Records contained in a dataset:
** Start **
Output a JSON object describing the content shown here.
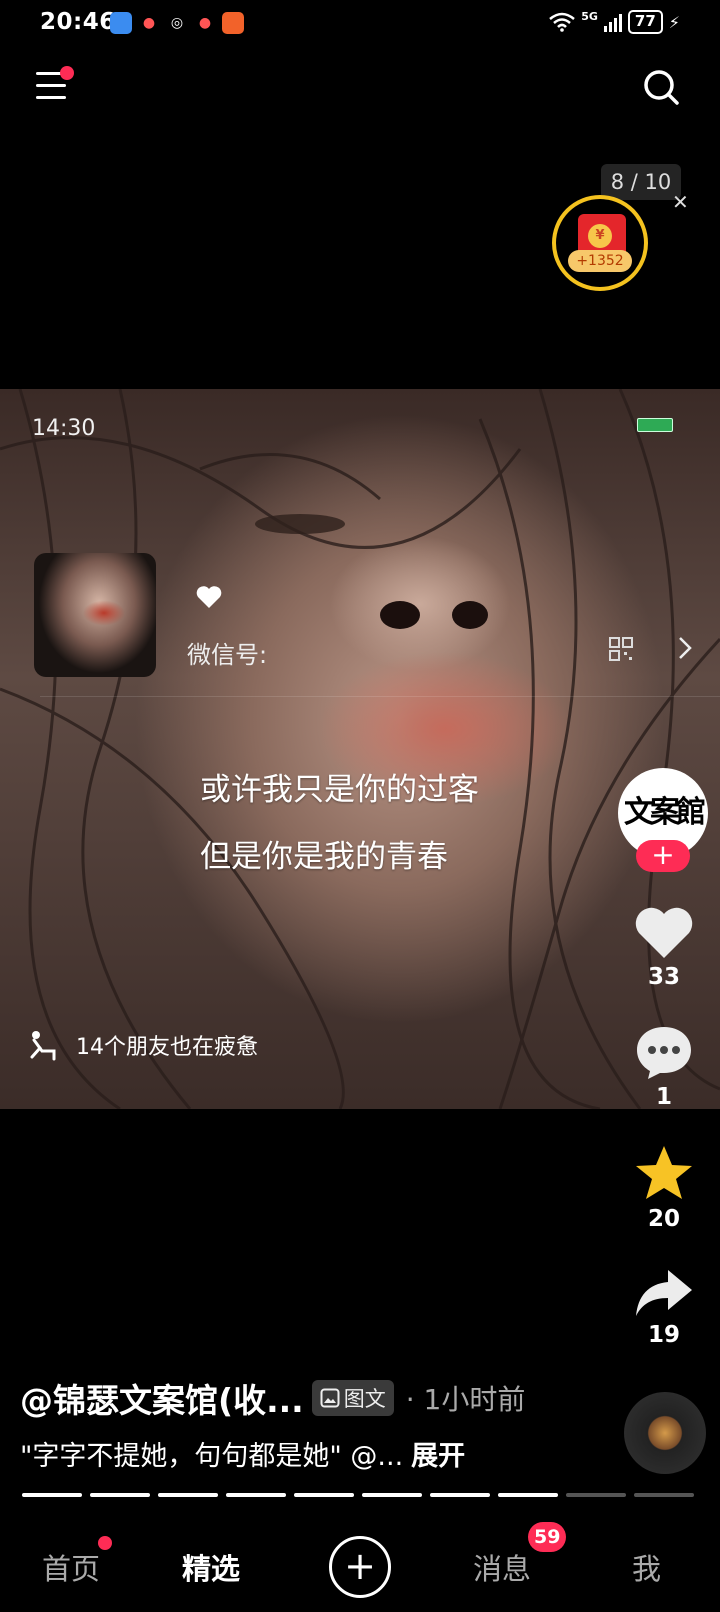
{
  "status_bar": {
    "time": "20:46",
    "network": "5G",
    "battery": "77"
  },
  "reward": {
    "progress_text": "8 / 10",
    "amount": "+1352"
  },
  "post": {
    "photo_time": "14:30",
    "wechat_label": "微信号:",
    "caption_lines": [
      "或许我只是你的过客",
      "但是你是我的青春"
    ],
    "friends_text": "14个朋友也在疲惫",
    "author": "@锦瑟文案馆(收...",
    "type_badge": "图文",
    "time_ago": "· 1小时前",
    "description": "\"字字不提她，句句都是她\" @...",
    "expand_label": "展开",
    "image_count": 10,
    "current_image": 8
  },
  "actions": {
    "author_avatar_text": "文案館",
    "likes": "33",
    "comments": "1",
    "favorites": "20",
    "shares": "19"
  },
  "tabs": {
    "home": "首页",
    "featured": "精选",
    "add": "+",
    "messages": "消息",
    "messages_badge": "59",
    "me": "我"
  },
  "colors": {
    "accent": "#fe2c55",
    "favorite": "#f7c325",
    "reward_ring": "#f4c21f"
  }
}
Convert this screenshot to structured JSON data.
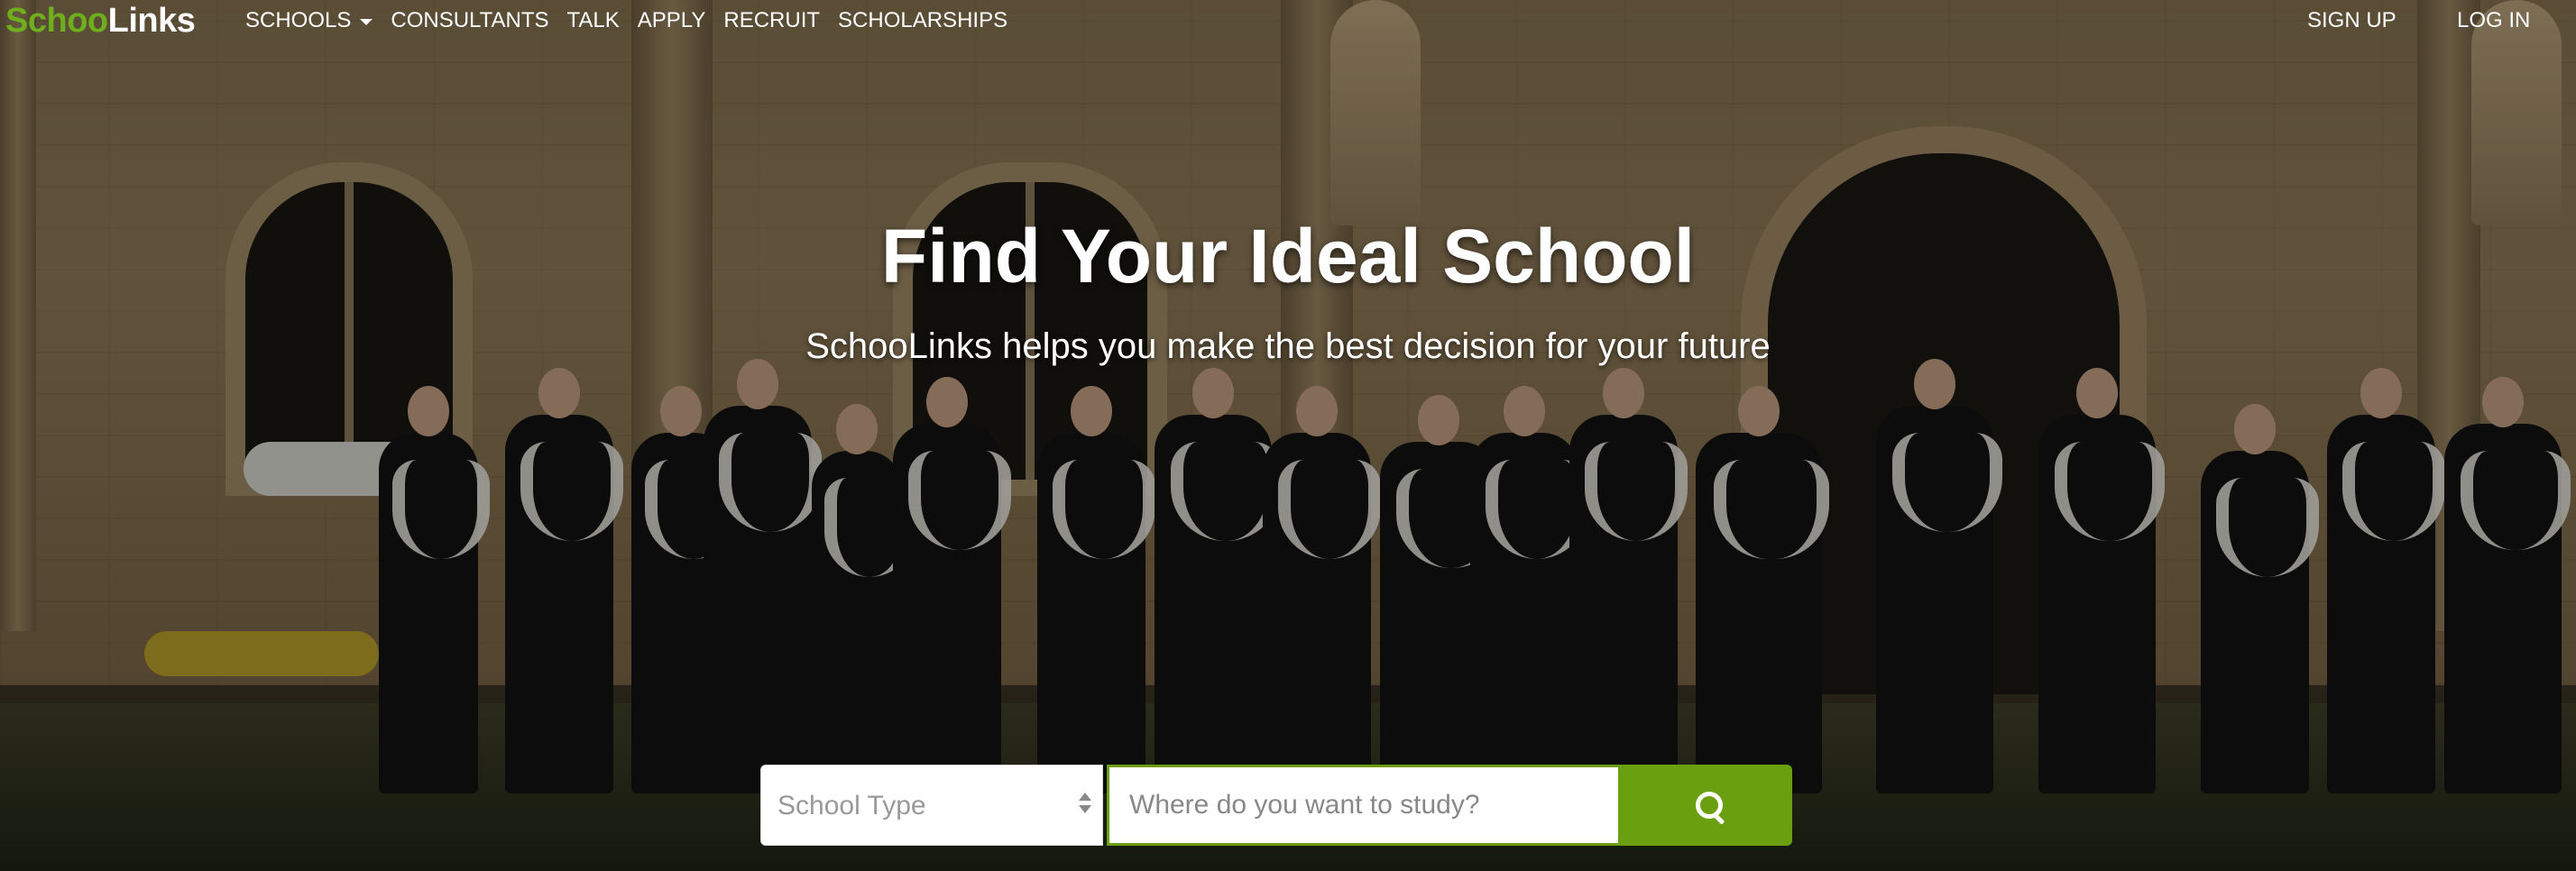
{
  "brand": {
    "logo_part1": "Schoo",
    "logo_part2": "Links"
  },
  "nav": {
    "items": [
      {
        "label": "SCHOOLS",
        "has_dropdown": true
      },
      {
        "label": "CONSULTANTS"
      },
      {
        "label": "TALK"
      },
      {
        "label": "APPLY"
      },
      {
        "label": "RECRUIT"
      },
      {
        "label": "SCHOLARSHIPS"
      }
    ],
    "sign_up": "SIGN UP",
    "log_in": "LOG IN"
  },
  "hero": {
    "title": "Find Your Ideal School",
    "subtitle": "SchooLinks helps you make the best decision for your future"
  },
  "search": {
    "school_type_placeholder": "School Type",
    "location_placeholder": "Where do you want to study?",
    "button_icon": "search-icon"
  },
  "colors": {
    "brand_green": "#6aa010",
    "logo_green": "#6fae1d",
    "text_white": "#ffffff"
  }
}
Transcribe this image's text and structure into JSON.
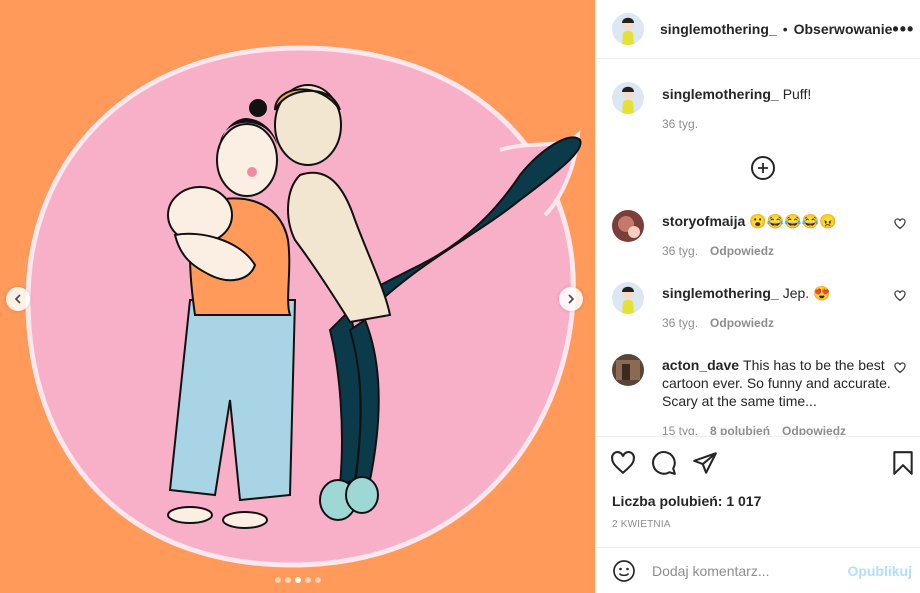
{
  "post": {
    "username": "singlemothering_",
    "separator": "•",
    "follow_label": "Obserwowanie",
    "more_icon": "more-icon"
  },
  "caption": {
    "username": "singlemothering_",
    "text": "Puff!",
    "time": "36 tyg."
  },
  "comments": [
    {
      "username": "storyofmaija",
      "text": "😮😂😂😂😠",
      "time": "36 tyg.",
      "reply_label": "Odpowiedz"
    },
    {
      "username": "singlemothering_",
      "text": "Jep. 😍",
      "time": "36 tyg.",
      "reply_label": "Odpowiedz"
    },
    {
      "username": "acton_dave",
      "text": "This has to be the best cartoon ever. So funny and accurate. Scary at the same time...",
      "time": "15 tyg.",
      "likes": "8 polubień",
      "reply_label": "Odpowiedz"
    }
  ],
  "likes_label": "Liczba polubień: 1 017",
  "date_label": "2 KWIETNIA",
  "composer": {
    "placeholder": "Dodaj komentarz...",
    "publish_label": "Opublikuj"
  },
  "colors": {
    "background": "#ff9a5a",
    "bubble": "#f8b0c9",
    "publish": "#b2dffc"
  },
  "carousel": {
    "count": 5,
    "active": 3
  }
}
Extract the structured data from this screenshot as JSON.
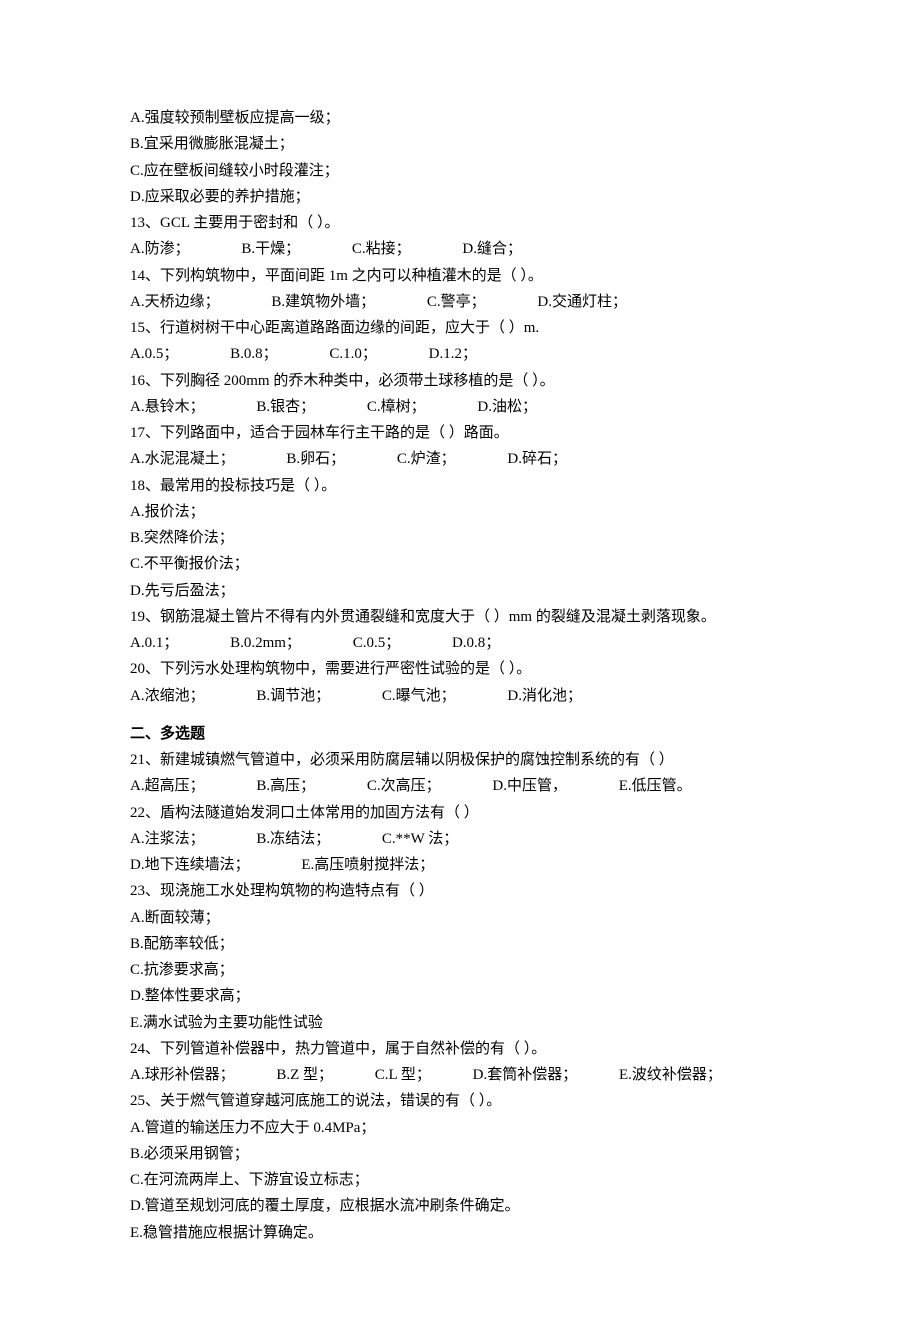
** End **
#### WHAT TO PRODUCE:
The records above need to be given again exactly. Omit the pictures.

#### REPLY:
Output a JSON object describing the content shown here.
{
  "status_bar": {
    "time": "20:46",
    "network": "5G",
    "battery": "77"
  },
  "reward": {
    "progress_text": "8 / 10",
    "amount": "+1352"
  },
  "post": {
    "photo_time": "14:30",
    "wechat_label": "微信号:",
    "caption_lines": [
      "或许我只是你的过客",
      "但是你是我的青春"
    ],
    "friends_text": "14个朋友也在疲惫",
    "author": "@锦瑟文案馆(收...",
    "type_badge": "图文",
    "time_ago": "· 1小时前",
    "description": "\"字字不提她，句句都是她\" @...",
    "expand_label": "展开",
    "image_count": 10,
    "current_image": 8
  },
  "actions": {
    "author_avatar_text": "文案館",
    "likes": "33",
    "comments": "1",
    "favorites": "20",
    "shares": "19"
  },
  "tabs": {
    "home": "首页",
    "featured": "精选",
    "add": "+",
    "messages": "消息",
    "messages_badge": "59",
    "me": "我"
  },
  "colors": {
    "accent": "#fe2c55",
    "favorite": "#f7c325",
    "reward_ring": "#f4c21f"
  }
}
Convert this screenshot to structured JSON data.
{
  "brand": {
    "logo_part1": "Schoo",
    "logo_part2": "Links"
  },
  "nav": {
    "items": [
      {
        "label": "SCHOOLS",
        "has_dropdown": true
      },
      {
        "label": "CONSULTANTS"
      },
      {
        "label": "TALK"
      },
      {
        "label": "APPLY"
      },
      {
        "label": "RECRUIT"
      },
      {
        "label": "SCHOLARSHIPS"
      }
    ],
    "sign_up": "SIGN UP",
    "log_in": "LOG IN"
  },
  "hero": {
    "title": "Find Your Ideal School",
    "subtitle": "SchooLinks helps you make the best decision for your future"
  },
  "search": {
    "school_type_placeholder": "School Type",
    "location_placeholder": "Where do you want to study?",
    "button_icon": "search-icon"
  },
  "colors": {
    "brand_green": "#6aa010",
    "logo_green": "#6fae1d",
    "text_white": "#ffffff"
  }
}
Transcribe this image's text and structure into JSON.
{
  "post": {
    "username": "singlemothering_",
    "separator": "•",
    "follow_label": "Obserwowanie",
    "more_icon": "more-icon"
  },
  "caption": {
    "username": "singlemothering_",
    "text": "Puff!",
    "time": "36 tyg."
  },
  "comments": [
    {
      "username": "storyofmaija",
      "text": "😮😂😂😂😠",
      "time": "36 tyg.",
      "reply_label": "Odpowiedz"
    },
    {
      "username": "singlemothering_",
      "text": "Jep. 😍",
      "time": "36 tyg.",
      "reply_label": "Odpowiedz"
    },
    {
      "username": "acton_dave",
      "text": "This has to be the best cartoon ever. So funny and accurate. Scary at the same time...",
      "time": "15 tyg.",
      "likes": "8 polubień",
      "reply_label": "Odpowiedz"
    }
  ],
  "likes_label": "Liczba polubień: 1 017",
  "date_label": "2 KWIETNIA",
  "composer": {
    "placeholder": "Dodaj komentarz...",
    "publish_label": "Opublikuj"
  },
  "colors": {
    "background": "#ff9a5a",
    "bubble": "#f8b0c9",
    "publish": "#b2dffc"
  },
  "carousel": {
    "count": 5,
    "active": 3
  }
}
Extract the structured data from this screenshot as JSON.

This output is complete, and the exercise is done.